▸ **TO BE DONE**
From the listing below, pull out the lines that hold "rest".

## start EXTRACTED ENTRIES

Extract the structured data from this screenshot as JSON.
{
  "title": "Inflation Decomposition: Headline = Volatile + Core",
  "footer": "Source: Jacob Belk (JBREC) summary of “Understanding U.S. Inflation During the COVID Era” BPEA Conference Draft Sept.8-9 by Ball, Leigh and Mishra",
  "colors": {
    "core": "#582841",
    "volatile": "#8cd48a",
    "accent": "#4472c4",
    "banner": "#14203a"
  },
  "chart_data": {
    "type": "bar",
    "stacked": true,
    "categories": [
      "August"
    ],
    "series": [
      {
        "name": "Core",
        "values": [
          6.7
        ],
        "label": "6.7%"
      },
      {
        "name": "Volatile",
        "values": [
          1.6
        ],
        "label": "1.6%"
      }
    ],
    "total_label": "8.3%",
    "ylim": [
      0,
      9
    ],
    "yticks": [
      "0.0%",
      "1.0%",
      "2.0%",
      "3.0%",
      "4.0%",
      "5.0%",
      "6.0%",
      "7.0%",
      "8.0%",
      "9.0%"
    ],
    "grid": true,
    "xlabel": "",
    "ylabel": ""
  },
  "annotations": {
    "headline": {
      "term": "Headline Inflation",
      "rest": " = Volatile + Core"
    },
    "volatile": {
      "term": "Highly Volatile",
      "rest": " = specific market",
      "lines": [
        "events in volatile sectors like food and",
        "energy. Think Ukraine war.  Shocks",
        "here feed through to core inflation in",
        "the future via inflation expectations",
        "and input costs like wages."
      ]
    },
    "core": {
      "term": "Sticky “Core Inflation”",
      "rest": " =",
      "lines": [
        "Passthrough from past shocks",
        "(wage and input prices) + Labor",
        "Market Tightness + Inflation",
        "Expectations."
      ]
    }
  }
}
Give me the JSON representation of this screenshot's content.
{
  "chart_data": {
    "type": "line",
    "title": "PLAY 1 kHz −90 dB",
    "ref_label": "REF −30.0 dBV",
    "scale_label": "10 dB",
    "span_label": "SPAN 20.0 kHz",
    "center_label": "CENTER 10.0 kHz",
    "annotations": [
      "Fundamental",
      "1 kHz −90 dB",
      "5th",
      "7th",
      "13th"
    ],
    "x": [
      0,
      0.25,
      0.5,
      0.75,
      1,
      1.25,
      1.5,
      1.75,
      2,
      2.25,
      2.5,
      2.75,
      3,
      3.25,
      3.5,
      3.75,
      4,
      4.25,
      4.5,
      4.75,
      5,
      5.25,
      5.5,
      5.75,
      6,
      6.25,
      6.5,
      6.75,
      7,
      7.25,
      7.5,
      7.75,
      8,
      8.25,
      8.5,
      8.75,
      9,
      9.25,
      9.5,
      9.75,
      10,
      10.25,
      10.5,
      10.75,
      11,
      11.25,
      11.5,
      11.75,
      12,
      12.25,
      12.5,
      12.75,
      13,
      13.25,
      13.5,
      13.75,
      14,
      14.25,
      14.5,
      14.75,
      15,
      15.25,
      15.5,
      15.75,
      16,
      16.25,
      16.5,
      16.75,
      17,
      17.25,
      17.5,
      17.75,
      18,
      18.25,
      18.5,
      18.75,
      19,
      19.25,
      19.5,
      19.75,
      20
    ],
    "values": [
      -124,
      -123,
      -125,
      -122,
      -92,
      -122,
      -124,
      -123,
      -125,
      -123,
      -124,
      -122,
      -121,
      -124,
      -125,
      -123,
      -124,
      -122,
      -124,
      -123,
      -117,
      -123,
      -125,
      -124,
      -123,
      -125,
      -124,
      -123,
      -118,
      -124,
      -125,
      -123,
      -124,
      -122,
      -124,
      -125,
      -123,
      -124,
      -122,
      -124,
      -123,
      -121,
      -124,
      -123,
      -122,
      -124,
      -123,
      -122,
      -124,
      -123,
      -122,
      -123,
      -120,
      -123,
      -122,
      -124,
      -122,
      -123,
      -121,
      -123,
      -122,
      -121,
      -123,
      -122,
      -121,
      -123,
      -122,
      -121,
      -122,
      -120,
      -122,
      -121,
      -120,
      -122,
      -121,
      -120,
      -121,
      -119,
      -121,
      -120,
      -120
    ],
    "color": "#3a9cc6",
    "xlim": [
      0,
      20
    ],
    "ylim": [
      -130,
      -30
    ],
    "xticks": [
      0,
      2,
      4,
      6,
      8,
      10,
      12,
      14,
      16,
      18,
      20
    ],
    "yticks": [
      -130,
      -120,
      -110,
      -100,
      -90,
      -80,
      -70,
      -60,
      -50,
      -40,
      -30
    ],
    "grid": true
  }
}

## end EXTRACTED ENTRIES

▸ **EXERCISE SOLUTION**
      "rest": " = Volatile + Core"
      "rest": " = specific market",
      "rest": " =",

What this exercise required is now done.